▸ GIVEN INSTRUCTION
Give only the number of lines in the records that include the string "image".

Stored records

════════════════

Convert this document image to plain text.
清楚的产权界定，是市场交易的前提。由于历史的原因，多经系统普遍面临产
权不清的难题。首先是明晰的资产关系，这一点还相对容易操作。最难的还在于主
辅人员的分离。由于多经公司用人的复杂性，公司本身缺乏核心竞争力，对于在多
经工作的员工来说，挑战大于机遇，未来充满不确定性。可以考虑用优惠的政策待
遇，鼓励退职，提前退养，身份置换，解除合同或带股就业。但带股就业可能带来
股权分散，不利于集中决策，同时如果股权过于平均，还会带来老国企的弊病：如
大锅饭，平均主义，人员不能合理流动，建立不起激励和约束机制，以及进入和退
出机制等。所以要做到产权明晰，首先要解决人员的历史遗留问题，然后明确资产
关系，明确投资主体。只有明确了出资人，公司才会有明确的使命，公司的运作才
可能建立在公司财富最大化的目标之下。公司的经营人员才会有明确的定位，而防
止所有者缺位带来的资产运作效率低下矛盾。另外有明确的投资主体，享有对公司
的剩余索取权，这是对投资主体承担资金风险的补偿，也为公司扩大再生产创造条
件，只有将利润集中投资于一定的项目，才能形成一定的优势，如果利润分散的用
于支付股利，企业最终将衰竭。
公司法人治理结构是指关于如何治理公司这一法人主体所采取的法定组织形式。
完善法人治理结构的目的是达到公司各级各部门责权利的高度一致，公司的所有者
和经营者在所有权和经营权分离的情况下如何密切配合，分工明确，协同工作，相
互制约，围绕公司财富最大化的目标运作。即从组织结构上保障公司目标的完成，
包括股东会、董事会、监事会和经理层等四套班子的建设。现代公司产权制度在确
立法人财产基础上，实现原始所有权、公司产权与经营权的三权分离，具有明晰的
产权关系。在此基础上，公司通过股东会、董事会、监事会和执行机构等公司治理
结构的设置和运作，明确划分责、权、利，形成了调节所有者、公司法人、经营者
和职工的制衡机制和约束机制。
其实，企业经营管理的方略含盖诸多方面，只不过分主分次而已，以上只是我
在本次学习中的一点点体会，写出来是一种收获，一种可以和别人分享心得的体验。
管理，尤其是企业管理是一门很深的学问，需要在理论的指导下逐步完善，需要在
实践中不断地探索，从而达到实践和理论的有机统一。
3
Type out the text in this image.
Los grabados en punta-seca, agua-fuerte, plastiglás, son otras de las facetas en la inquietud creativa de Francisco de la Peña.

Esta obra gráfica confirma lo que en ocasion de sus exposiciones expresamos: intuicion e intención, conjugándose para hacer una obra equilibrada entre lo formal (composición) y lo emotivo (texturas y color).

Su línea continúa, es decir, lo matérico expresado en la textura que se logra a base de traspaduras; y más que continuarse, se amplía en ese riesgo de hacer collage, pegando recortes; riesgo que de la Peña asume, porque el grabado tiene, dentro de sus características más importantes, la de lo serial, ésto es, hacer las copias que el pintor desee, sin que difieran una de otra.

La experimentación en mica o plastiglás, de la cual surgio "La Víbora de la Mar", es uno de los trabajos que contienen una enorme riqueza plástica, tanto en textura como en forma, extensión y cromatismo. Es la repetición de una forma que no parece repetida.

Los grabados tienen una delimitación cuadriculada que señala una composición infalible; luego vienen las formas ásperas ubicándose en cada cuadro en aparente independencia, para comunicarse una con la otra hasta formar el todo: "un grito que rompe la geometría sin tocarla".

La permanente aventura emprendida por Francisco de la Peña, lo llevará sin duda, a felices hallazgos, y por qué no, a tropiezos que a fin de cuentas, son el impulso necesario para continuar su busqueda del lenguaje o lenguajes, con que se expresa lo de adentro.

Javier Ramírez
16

════════════════

▸ THE RESPONSE
2